[Dataset rows]
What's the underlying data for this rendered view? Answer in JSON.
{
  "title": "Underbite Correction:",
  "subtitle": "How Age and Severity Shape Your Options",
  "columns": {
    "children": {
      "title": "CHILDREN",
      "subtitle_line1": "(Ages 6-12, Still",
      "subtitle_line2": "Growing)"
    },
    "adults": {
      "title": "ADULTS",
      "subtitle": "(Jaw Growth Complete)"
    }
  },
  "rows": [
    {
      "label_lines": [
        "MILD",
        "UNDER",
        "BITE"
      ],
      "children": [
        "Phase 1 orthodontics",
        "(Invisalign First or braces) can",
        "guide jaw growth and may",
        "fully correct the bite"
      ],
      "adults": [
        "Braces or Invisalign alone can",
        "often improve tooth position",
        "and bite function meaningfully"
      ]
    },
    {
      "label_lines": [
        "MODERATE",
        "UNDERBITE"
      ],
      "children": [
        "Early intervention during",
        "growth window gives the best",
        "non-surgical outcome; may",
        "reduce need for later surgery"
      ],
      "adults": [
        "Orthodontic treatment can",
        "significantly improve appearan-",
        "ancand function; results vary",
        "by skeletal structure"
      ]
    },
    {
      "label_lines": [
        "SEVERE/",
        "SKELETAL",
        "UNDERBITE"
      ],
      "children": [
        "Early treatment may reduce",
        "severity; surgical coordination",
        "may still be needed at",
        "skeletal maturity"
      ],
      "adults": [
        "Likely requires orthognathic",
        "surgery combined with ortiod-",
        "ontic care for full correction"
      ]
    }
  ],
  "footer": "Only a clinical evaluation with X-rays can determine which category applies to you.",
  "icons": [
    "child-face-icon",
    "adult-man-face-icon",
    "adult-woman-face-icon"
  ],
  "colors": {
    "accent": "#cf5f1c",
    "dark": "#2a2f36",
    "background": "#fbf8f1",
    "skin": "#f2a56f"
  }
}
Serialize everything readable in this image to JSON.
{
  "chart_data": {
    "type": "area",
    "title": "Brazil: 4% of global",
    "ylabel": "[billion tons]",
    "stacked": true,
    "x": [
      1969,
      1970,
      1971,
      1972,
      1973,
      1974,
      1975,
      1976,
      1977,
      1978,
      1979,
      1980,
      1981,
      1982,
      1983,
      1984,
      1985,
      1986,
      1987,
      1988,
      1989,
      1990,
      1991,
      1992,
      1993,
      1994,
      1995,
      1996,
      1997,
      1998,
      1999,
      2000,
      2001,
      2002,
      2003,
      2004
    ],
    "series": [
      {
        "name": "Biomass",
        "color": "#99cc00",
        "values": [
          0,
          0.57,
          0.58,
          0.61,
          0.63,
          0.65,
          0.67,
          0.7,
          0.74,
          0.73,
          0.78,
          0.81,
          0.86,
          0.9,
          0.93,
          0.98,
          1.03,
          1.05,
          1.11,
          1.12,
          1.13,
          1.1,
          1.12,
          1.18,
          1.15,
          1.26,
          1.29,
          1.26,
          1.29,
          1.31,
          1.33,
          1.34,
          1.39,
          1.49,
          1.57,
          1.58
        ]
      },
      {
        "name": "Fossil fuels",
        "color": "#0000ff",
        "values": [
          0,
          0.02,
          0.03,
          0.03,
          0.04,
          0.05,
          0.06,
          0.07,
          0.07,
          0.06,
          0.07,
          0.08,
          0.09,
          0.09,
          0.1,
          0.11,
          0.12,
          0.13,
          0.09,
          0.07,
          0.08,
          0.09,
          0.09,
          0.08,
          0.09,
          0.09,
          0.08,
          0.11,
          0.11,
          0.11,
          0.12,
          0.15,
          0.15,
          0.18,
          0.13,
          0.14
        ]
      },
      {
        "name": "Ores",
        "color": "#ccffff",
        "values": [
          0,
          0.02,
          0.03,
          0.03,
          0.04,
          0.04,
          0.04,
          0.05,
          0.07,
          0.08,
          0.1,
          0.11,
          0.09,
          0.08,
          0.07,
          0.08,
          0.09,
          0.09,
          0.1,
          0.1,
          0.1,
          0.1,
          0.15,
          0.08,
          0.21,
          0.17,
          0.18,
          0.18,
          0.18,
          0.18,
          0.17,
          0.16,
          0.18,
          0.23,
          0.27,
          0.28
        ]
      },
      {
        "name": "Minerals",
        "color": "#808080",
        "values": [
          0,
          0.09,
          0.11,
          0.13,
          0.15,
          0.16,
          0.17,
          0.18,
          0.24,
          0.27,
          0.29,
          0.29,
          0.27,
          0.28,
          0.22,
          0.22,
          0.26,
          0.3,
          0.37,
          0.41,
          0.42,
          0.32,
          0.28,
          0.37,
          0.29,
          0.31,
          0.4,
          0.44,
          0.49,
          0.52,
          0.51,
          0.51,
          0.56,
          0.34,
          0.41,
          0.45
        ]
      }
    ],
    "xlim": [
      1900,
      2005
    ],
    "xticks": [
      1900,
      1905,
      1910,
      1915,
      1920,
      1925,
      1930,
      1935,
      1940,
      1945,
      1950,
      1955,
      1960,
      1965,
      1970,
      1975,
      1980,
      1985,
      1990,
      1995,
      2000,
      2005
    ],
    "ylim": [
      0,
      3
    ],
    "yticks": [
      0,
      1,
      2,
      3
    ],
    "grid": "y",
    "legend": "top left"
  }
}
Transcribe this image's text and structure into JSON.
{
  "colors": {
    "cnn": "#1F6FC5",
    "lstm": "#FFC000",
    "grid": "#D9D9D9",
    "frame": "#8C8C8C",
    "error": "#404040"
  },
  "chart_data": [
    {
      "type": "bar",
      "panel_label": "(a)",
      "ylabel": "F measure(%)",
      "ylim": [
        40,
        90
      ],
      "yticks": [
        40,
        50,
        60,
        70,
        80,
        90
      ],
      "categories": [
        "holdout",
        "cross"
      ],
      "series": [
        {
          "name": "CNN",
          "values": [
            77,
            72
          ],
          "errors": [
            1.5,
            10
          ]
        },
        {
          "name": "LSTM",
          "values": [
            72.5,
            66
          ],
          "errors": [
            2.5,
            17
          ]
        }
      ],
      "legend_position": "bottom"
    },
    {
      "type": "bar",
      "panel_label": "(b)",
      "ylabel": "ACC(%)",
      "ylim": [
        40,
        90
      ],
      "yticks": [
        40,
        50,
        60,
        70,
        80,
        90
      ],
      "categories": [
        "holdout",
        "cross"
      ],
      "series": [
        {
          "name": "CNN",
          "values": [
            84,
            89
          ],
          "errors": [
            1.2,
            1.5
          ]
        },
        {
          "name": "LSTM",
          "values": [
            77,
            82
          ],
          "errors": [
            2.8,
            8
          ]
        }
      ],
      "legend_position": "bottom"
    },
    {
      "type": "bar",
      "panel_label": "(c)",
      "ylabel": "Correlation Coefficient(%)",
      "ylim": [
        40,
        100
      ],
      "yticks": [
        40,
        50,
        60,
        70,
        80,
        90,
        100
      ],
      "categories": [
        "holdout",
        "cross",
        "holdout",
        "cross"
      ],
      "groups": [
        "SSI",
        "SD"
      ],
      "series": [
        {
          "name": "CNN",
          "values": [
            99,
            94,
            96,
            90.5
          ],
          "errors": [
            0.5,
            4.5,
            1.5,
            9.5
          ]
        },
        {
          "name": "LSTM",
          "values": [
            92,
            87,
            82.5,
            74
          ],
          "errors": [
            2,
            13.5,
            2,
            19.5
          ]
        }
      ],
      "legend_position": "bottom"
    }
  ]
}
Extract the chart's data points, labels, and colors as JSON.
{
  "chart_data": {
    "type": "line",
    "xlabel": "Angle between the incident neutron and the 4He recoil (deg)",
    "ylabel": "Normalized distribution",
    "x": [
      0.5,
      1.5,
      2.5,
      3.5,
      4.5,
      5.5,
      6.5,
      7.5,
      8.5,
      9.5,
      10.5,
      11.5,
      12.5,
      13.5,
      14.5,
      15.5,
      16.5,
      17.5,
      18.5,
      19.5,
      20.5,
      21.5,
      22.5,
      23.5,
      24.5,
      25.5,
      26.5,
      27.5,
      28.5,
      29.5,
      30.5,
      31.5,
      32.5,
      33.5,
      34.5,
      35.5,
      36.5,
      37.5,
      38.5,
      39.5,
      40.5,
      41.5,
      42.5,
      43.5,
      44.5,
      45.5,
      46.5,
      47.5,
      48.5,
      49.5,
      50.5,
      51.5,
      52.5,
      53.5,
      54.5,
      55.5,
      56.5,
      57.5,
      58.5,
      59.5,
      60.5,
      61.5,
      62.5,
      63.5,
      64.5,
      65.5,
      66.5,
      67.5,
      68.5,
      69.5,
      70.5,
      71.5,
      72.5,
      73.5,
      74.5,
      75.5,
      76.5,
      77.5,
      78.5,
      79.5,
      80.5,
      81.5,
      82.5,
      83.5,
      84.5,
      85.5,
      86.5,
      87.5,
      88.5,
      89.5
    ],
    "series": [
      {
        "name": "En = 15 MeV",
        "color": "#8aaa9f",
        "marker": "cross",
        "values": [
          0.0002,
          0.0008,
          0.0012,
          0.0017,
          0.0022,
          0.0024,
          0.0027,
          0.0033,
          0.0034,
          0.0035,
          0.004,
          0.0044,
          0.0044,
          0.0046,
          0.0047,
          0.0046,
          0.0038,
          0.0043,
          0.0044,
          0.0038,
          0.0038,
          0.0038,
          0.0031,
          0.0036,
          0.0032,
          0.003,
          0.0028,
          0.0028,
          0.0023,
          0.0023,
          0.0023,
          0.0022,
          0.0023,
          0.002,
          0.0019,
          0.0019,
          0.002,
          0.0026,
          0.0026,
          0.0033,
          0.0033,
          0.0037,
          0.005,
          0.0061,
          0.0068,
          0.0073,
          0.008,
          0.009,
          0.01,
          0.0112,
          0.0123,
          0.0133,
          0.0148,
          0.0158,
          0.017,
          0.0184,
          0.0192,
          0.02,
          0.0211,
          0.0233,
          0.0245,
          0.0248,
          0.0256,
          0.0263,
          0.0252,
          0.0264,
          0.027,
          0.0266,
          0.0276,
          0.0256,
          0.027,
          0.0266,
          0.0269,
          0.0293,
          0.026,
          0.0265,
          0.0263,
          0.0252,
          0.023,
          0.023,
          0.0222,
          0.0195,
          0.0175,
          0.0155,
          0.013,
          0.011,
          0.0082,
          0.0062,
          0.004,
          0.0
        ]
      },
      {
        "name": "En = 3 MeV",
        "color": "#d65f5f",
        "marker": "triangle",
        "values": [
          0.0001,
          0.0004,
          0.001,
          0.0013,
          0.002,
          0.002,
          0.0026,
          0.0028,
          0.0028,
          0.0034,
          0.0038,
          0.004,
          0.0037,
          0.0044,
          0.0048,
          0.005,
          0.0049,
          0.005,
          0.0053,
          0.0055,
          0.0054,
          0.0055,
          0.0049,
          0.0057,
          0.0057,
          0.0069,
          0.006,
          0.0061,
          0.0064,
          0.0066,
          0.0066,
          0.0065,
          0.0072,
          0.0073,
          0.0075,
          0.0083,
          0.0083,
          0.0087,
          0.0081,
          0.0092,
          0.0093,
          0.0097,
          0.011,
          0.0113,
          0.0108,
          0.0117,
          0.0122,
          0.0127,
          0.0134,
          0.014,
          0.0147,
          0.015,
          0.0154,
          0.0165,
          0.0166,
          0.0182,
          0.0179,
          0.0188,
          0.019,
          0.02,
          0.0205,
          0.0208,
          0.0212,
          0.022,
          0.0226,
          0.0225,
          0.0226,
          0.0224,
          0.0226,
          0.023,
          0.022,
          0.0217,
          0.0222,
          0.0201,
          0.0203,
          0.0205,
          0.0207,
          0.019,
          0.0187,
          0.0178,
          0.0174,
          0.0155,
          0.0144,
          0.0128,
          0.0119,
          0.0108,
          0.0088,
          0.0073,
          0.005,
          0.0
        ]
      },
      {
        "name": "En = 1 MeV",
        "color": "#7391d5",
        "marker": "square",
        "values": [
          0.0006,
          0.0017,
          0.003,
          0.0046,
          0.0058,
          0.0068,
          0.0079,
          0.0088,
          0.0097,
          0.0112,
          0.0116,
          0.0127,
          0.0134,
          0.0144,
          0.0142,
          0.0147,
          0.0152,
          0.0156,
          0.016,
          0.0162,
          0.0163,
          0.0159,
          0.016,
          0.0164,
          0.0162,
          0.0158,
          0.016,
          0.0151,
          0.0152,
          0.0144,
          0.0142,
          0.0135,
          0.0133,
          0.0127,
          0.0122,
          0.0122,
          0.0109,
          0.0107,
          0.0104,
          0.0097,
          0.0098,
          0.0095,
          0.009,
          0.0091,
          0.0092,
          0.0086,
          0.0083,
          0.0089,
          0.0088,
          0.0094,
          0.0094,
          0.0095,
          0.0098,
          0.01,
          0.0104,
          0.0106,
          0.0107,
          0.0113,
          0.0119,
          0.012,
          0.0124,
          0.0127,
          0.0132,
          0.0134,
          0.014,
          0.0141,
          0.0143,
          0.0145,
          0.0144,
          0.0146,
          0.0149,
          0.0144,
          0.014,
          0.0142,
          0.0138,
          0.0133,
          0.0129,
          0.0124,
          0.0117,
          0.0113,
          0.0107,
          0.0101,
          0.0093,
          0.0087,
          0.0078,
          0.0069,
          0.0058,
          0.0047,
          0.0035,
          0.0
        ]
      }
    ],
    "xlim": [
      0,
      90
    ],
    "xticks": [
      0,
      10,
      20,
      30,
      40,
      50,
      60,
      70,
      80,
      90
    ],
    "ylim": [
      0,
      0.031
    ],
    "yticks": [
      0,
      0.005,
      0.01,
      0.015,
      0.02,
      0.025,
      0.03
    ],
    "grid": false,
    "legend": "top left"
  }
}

• **Directions for this task**
Give only the number of lines in the records that include the word "surgical".

• **Full response**
2